§ WORK INSTRUCTIONS: Restate the records that follow word for word; no pictures should appear.

Saved entries:
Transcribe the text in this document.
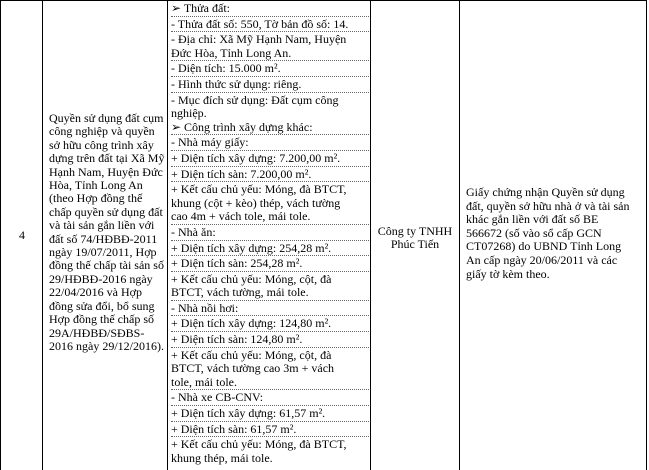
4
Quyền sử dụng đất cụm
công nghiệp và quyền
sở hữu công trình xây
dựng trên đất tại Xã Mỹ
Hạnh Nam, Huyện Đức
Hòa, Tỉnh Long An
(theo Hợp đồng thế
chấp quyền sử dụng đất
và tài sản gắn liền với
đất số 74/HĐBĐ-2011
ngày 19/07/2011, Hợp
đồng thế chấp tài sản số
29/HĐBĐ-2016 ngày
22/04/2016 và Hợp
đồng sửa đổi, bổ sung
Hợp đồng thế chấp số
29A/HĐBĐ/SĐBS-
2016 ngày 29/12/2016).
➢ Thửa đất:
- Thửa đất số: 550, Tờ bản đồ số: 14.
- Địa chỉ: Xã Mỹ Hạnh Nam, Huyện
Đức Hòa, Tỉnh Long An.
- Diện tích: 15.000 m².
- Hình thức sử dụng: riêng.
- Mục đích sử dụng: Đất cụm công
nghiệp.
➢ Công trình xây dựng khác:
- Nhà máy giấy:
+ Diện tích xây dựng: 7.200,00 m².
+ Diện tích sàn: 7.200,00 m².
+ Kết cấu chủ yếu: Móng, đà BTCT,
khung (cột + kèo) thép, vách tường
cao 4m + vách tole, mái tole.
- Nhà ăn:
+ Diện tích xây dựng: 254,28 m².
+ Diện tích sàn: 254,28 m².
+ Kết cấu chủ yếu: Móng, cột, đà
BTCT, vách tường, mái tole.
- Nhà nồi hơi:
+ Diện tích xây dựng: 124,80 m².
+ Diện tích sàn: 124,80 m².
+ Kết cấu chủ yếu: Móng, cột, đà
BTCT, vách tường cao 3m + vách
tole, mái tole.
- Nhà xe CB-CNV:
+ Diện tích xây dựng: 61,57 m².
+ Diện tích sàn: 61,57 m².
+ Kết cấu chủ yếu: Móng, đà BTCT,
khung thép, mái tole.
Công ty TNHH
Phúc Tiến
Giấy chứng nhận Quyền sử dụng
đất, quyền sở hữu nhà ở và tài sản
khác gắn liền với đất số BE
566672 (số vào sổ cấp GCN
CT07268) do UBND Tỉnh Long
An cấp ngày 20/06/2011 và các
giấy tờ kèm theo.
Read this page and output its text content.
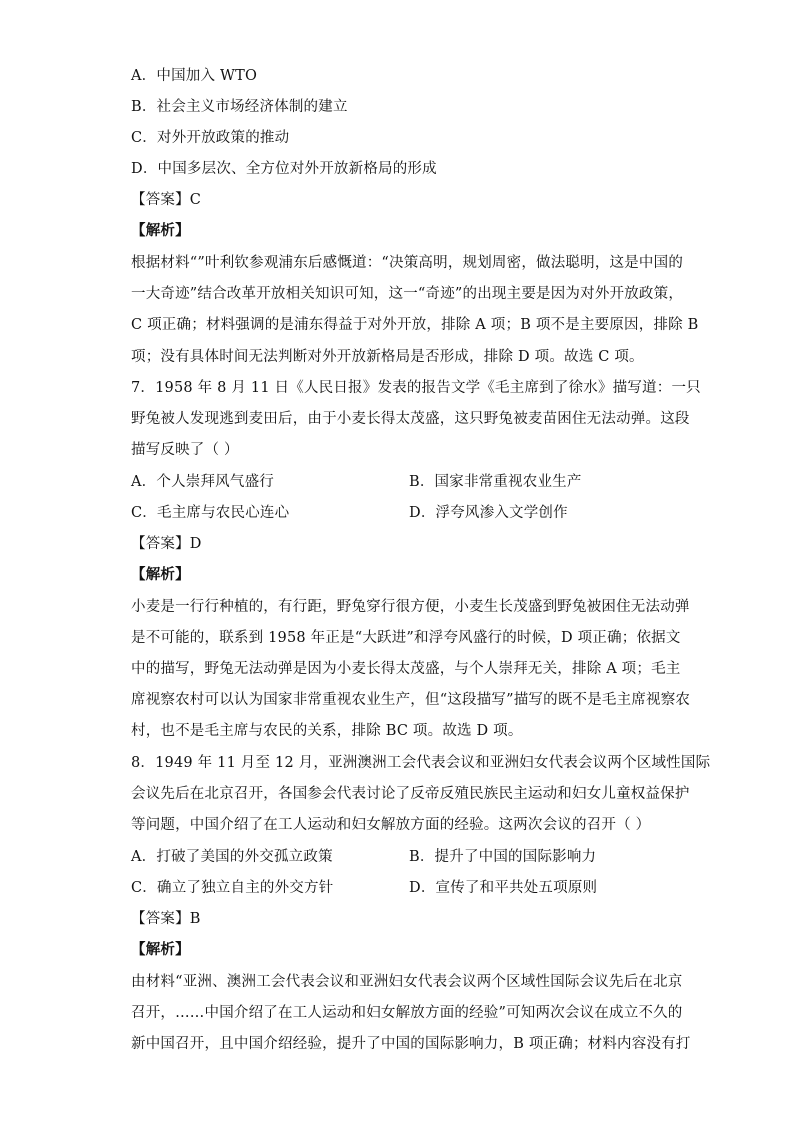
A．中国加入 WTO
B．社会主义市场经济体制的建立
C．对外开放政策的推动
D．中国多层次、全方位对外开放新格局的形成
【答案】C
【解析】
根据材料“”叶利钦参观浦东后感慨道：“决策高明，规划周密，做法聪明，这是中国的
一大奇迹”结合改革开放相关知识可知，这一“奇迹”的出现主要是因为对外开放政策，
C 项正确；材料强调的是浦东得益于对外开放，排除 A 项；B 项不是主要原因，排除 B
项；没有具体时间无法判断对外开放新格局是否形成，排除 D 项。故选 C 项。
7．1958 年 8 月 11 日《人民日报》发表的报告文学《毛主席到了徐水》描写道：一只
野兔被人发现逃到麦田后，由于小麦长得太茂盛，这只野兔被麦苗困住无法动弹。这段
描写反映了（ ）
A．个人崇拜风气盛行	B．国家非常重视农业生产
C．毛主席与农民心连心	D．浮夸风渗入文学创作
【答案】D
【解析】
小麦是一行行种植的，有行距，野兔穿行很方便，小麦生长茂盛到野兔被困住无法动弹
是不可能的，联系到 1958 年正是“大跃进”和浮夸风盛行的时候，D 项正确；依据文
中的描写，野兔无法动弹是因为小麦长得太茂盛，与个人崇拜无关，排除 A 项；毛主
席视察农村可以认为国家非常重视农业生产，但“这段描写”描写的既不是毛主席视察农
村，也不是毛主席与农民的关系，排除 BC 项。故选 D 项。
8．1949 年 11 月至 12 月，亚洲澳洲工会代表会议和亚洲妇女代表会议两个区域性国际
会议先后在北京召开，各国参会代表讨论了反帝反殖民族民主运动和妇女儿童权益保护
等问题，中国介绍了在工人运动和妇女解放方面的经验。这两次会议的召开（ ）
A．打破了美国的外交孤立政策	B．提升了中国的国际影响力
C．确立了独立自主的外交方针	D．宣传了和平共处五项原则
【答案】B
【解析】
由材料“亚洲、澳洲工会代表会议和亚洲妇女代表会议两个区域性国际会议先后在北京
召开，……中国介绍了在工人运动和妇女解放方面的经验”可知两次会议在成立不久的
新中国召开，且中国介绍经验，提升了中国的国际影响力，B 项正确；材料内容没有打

§ WRITTEN REPLY:
Transcribe the text in this document.
4
Quyền sử dụng đất cụm
công nghiệp và quyền
sở hữu công trình xây
dựng trên đất tại Xã Mỹ
Hạnh Nam, Huyện Đức
Hòa, Tỉnh Long An
(theo Hợp đồng thế
chấp quyền sử dụng đất
và tài sản gắn liền với
đất số 74/HĐBĐ-2011
ngày 19/07/2011, Hợp
đồng thế chấp tài sản số
29/HĐBĐ-2016 ngày
22/04/2016 và Hợp
đồng sửa đổi, bổ sung
Hợp đồng thế chấp số
29A/HĐBĐ/SĐBS-
2016 ngày 29/12/2016).
➢ Thửa đất:
- Thửa đất số: 550, Tờ bản đồ số: 14.
- Địa chỉ: Xã Mỹ Hạnh Nam, Huyện
Đức Hòa, Tỉnh Long An.
- Diện tích: 15.000 m².
- Hình thức sử dụng: riêng.
- Mục đích sử dụng: Đất cụm công
nghiệp.
➢ Công trình xây dựng khác:
- Nhà máy giấy:
+ Diện tích xây dựng: 7.200,00 m².
+ Diện tích sàn: 7.200,00 m².
+ Kết cấu chủ yếu: Móng, đà BTCT,
khung (cột + kèo) thép, vách tường
cao 4m + vách tole, mái tole.
- Nhà ăn:
+ Diện tích xây dựng: 254,28 m².
+ Diện tích sàn: 254,28 m².
+ Kết cấu chủ yếu: Móng, cột, đà
BTCT, vách tường, mái tole.
- Nhà nồi hơi:
+ Diện tích xây dựng: 124,80 m².
+ Diện tích sàn: 124,80 m².
+ Kết cấu chủ yếu: Móng, cột, đà
BTCT, vách tường cao 3m + vách
tole, mái tole.
- Nhà xe CB-CNV:
+ Diện tích xây dựng: 61,57 m².
+ Diện tích sàn: 61,57 m².
+ Kết cấu chủ yếu: Móng, đà BTCT,
khung thép, mái tole.
Công ty TNHH
Phúc Tiến
Giấy chứng nhận Quyền sử dụng
đất, quyền sở hữu nhà ở và tài sản
khác gắn liền với đất số BE
566672 (số vào sổ cấp GCN
CT07268) do UBND Tỉnh Long
An cấp ngày 20/06/2011 và các
giấy tờ kèm theo.
Read this page and output its text content.
A．中国加入 WTO
B．社会主义市场经济体制的建立
C．对外开放政策的推动
D．中国多层次、全方位对外开放新格局的形成
【答案】C
【解析】
根据材料“”叶利钦参观浦东后感慨道：“决策高明，规划周密，做法聪明，这是中国的
一大奇迹”结合改革开放相关知识可知，这一“奇迹”的出现主要是因为对外开放政策，
C 项正确；材料强调的是浦东得益于对外开放，排除 A 项；B 项不是主要原因，排除 B
项；没有具体时间无法判断对外开放新格局是否形成，排除 D 项。故选 C 项。
7．1958 年 8 月 11 日《人民日报》发表的报告文学《毛主席到了徐水》描写道：一只
野兔被人发现逃到麦田后，由于小麦长得太茂盛，这只野兔被麦苗困住无法动弹。这段
描写反映了（ ）
A．个人崇拜风气盛行	B．国家非常重视农业生产
C．毛主席与农民心连心	D．浮夸风渗入文学创作
【答案】D
【解析】
小麦是一行行种植的，有行距，野兔穿行很方便，小麦生长茂盛到野兔被困住无法动弹
是不可能的，联系到 1958 年正是“大跃进”和浮夸风盛行的时候，D 项正确；依据文
中的描写，野兔无法动弹是因为小麦长得太茂盛，与个人崇拜无关，排除 A 项；毛主
席视察农村可以认为国家非常重视农业生产，但“这段描写”描写的既不是毛主席视察农
村，也不是毛主席与农民的关系，排除 BC 项。故选 D 项。
8．1949 年 11 月至 12 月，亚洲澳洲工会代表会议和亚洲妇女代表会议两个区域性国际
会议先后在北京召开，各国参会代表讨论了反帝反殖民族民主运动和妇女儿童权益保护
等问题，中国介绍了在工人运动和妇女解放方面的经验。这两次会议的召开（ ）
A．打破了美国的外交孤立政策	B．提升了中国的国际影响力
C．确立了独立自主的外交方针	D．宣传了和平共处五项原则
【答案】B
【解析】
由材料“亚洲、澳洲工会代表会议和亚洲妇女代表会议两个区域性国际会议先后在北京
召开，……中国介绍了在工人运动和妇女解放方面的经验”可知两次会议在成立不久的
新中国召开，且中国介绍经验，提升了中国的国际影响力，B 项正确；材料内容没有打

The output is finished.